§ GOAL:
Without changing a character, return the entries, but not the images they hold.

§ EXCERPTED DATA:
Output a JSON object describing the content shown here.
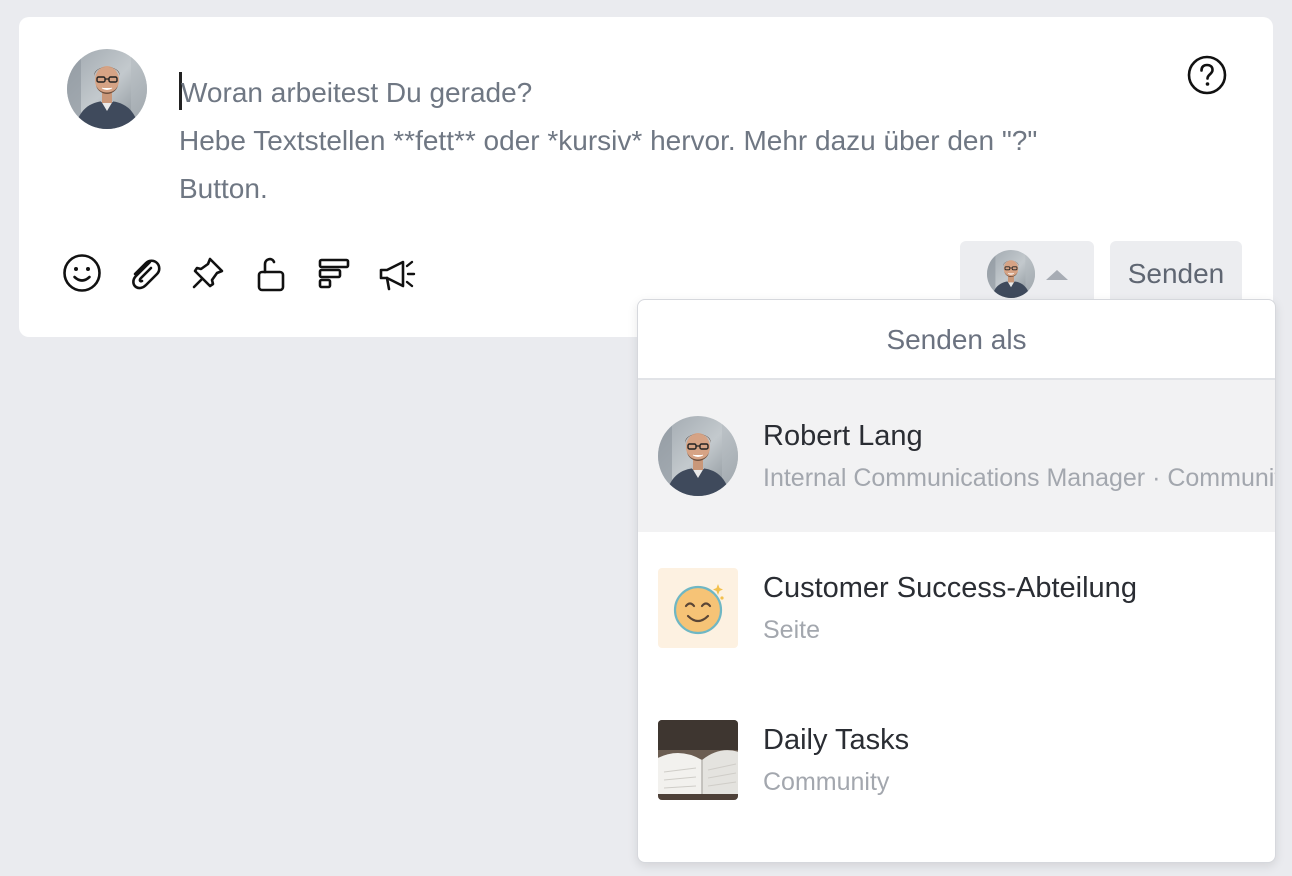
{
  "composer": {
    "placeholder_line1": "Woran arbeitest Du gerade?",
    "placeholder_line2": "Hebe Textstellen **fett** oder *kursiv* hervor. Mehr dazu über den \"?\"",
    "placeholder_line3": "Button.",
    "help_icon": "question-circle-icon"
  },
  "toolbar": {
    "tools": [
      "emoji-icon",
      "paperclip-icon",
      "pin-icon",
      "unlock-icon",
      "poll-icon",
      "megaphone-icon"
    ],
    "send_label": "Senden"
  },
  "dropdown": {
    "header": "Senden als",
    "items": [
      {
        "title": "Robert Lang",
        "subtitle": "Internal Communications Manager · Community Manager"
      },
      {
        "title": "Customer Success-Abteilung",
        "subtitle": "Seite"
      },
      {
        "title": "Daily Tasks",
        "subtitle": "Community"
      }
    ]
  },
  "colors": {
    "background": "#eaebef",
    "card": "#ffffff",
    "placeholder": "#6f7783",
    "active_row": "#f2f2f3"
  }
}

§ RIGHT ANSWER:
Output a JSON object describing the content shown here.
{
  "composer": {
    "placeholder_line1": "Woran arbeitest Du gerade?",
    "placeholder_line2": "Hebe Textstellen **fett** oder *kursiv* hervor. Mehr dazu über den \"?\"",
    "placeholder_line3": "Button.",
    "help_icon": "question-circle-icon"
  },
  "toolbar": {
    "tools": [
      "emoji-icon",
      "paperclip-icon",
      "pin-icon",
      "unlock-icon",
      "poll-icon",
      "megaphone-icon"
    ],
    "send_label": "Senden"
  },
  "dropdown": {
    "header": "Senden als",
    "items": [
      {
        "title": "Robert Lang",
        "subtitle": "Internal Communications Manager · Community Manager"
      },
      {
        "title": "Customer Success-Abteilung",
        "subtitle": "Seite"
      },
      {
        "title": "Daily Tasks",
        "subtitle": "Community"
      }
    ]
  },
  "colors": {
    "background": "#eaebef",
    "card": "#ffffff",
    "placeholder": "#6f7783",
    "active_row": "#f2f2f3"
  }
}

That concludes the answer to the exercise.